What is asked: Find how many lines in the data below include the word "screenshot", then write only that number.

Provided entries:
---+---

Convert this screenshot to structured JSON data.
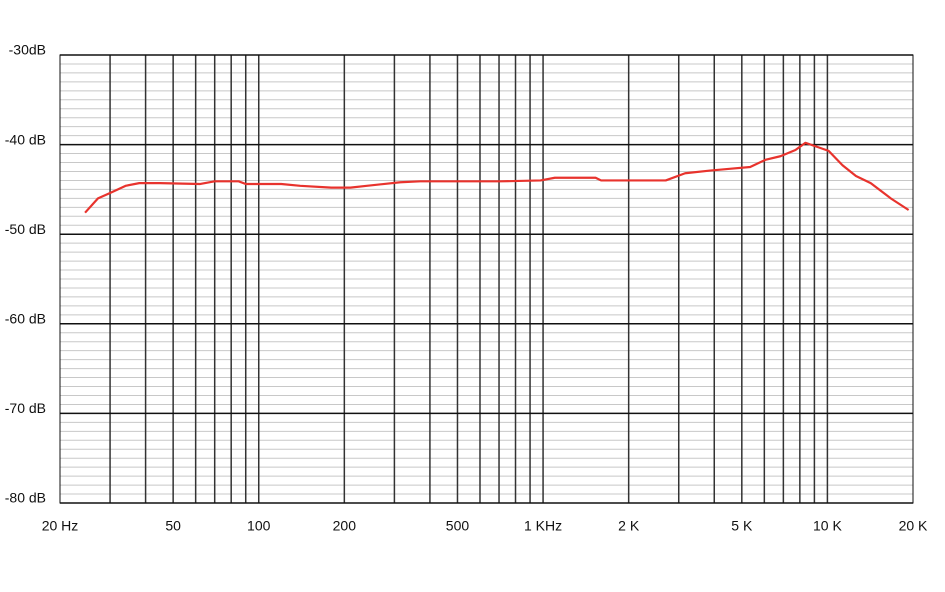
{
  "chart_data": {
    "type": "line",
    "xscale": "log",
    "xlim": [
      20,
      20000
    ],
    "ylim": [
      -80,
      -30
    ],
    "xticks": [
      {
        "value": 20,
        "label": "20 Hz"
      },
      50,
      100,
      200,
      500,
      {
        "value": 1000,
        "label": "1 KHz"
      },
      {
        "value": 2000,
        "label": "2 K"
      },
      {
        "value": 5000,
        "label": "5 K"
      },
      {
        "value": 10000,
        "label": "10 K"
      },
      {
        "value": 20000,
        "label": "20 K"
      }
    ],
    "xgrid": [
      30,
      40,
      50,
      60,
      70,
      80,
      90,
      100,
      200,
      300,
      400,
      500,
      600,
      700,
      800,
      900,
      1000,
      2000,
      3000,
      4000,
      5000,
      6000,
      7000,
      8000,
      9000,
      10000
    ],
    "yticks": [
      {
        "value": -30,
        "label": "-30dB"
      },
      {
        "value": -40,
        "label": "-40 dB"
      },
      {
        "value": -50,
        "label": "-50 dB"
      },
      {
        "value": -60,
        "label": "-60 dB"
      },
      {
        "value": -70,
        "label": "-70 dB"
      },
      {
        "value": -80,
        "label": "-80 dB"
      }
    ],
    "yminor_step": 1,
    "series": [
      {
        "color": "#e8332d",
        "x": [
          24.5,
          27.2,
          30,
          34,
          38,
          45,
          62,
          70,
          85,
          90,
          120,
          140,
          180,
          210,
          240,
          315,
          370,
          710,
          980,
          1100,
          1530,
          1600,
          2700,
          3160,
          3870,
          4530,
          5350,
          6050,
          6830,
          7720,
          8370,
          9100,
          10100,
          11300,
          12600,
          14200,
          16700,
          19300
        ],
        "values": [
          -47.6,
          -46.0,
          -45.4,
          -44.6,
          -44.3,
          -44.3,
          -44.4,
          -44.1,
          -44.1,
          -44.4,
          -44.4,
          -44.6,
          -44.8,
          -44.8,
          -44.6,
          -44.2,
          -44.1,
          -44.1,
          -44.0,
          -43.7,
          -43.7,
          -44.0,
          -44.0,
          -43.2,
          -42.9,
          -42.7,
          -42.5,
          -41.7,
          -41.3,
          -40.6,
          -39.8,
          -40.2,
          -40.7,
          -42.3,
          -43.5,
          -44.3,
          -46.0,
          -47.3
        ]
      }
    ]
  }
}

---+---

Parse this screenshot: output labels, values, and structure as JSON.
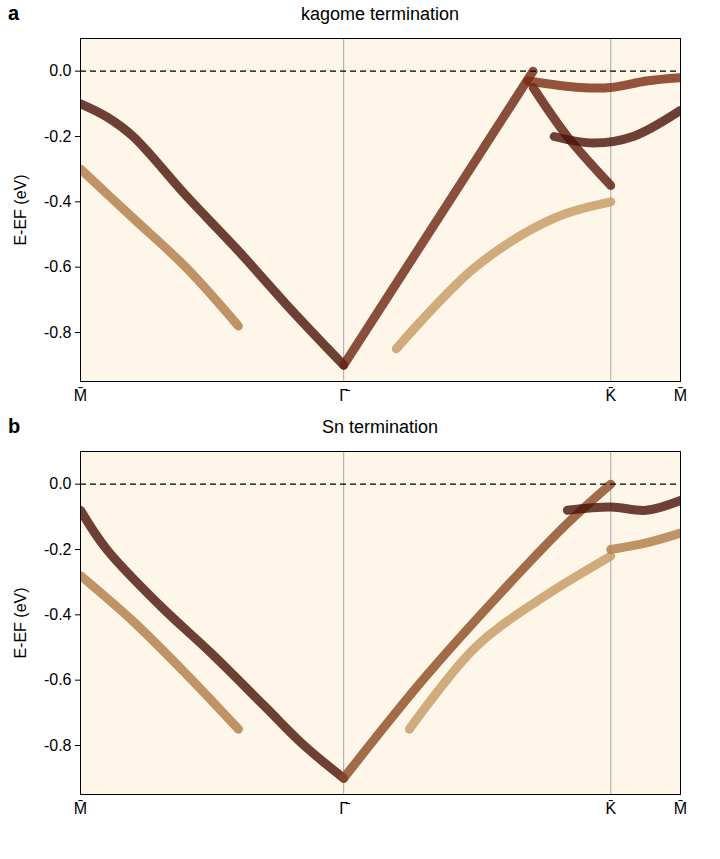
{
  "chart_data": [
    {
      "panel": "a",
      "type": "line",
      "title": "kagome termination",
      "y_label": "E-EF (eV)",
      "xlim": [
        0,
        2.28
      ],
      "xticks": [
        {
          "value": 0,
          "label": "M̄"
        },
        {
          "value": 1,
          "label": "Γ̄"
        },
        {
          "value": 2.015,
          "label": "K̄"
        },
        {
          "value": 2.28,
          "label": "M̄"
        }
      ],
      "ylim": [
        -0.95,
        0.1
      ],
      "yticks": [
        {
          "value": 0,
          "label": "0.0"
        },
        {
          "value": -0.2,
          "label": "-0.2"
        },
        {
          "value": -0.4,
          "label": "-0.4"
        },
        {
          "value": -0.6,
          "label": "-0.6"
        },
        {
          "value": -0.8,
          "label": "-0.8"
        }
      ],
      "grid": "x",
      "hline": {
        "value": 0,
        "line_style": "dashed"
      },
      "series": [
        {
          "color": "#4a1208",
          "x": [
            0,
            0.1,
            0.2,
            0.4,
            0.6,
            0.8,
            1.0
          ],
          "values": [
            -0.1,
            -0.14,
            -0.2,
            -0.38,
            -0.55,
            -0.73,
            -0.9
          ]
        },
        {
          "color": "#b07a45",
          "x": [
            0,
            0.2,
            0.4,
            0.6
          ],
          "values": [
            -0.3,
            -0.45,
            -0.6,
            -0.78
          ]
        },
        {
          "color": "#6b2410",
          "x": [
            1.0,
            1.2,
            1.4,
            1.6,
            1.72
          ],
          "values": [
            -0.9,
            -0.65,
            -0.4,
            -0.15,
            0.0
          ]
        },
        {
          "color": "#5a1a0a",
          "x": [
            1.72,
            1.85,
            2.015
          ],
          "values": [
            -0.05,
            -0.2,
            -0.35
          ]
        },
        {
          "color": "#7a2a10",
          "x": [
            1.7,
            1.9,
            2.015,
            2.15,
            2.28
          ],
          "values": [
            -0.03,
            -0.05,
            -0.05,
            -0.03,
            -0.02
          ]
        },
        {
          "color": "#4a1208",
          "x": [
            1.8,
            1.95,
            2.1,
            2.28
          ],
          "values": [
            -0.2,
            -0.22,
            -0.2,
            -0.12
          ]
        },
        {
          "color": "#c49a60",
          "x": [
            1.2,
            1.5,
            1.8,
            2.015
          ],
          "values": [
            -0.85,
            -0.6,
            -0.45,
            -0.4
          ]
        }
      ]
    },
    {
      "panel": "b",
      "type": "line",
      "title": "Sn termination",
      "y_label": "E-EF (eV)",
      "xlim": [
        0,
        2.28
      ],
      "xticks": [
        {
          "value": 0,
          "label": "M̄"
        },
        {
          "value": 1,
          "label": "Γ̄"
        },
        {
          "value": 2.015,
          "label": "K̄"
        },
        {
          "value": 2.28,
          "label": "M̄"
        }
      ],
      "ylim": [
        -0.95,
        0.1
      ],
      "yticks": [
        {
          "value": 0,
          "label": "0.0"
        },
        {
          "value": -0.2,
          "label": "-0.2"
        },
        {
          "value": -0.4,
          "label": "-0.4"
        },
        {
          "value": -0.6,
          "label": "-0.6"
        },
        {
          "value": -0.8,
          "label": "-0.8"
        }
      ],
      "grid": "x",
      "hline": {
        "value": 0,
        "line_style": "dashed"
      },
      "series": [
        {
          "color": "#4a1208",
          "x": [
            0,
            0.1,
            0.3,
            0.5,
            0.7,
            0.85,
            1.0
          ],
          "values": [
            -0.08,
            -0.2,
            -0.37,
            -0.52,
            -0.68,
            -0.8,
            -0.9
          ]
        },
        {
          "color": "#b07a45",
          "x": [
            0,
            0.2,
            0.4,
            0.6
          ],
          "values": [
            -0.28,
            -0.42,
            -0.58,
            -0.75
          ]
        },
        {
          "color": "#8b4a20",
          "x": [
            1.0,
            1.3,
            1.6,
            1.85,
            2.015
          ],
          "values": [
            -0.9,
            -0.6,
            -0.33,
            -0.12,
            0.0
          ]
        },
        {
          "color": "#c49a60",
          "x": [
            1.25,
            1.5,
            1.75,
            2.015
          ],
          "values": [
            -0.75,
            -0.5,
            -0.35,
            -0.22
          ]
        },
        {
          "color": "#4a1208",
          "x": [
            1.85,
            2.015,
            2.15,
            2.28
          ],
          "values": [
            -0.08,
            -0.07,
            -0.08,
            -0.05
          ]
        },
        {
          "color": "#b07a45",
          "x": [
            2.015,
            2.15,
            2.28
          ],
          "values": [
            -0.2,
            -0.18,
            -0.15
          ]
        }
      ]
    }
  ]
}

---+---

Correct response: 2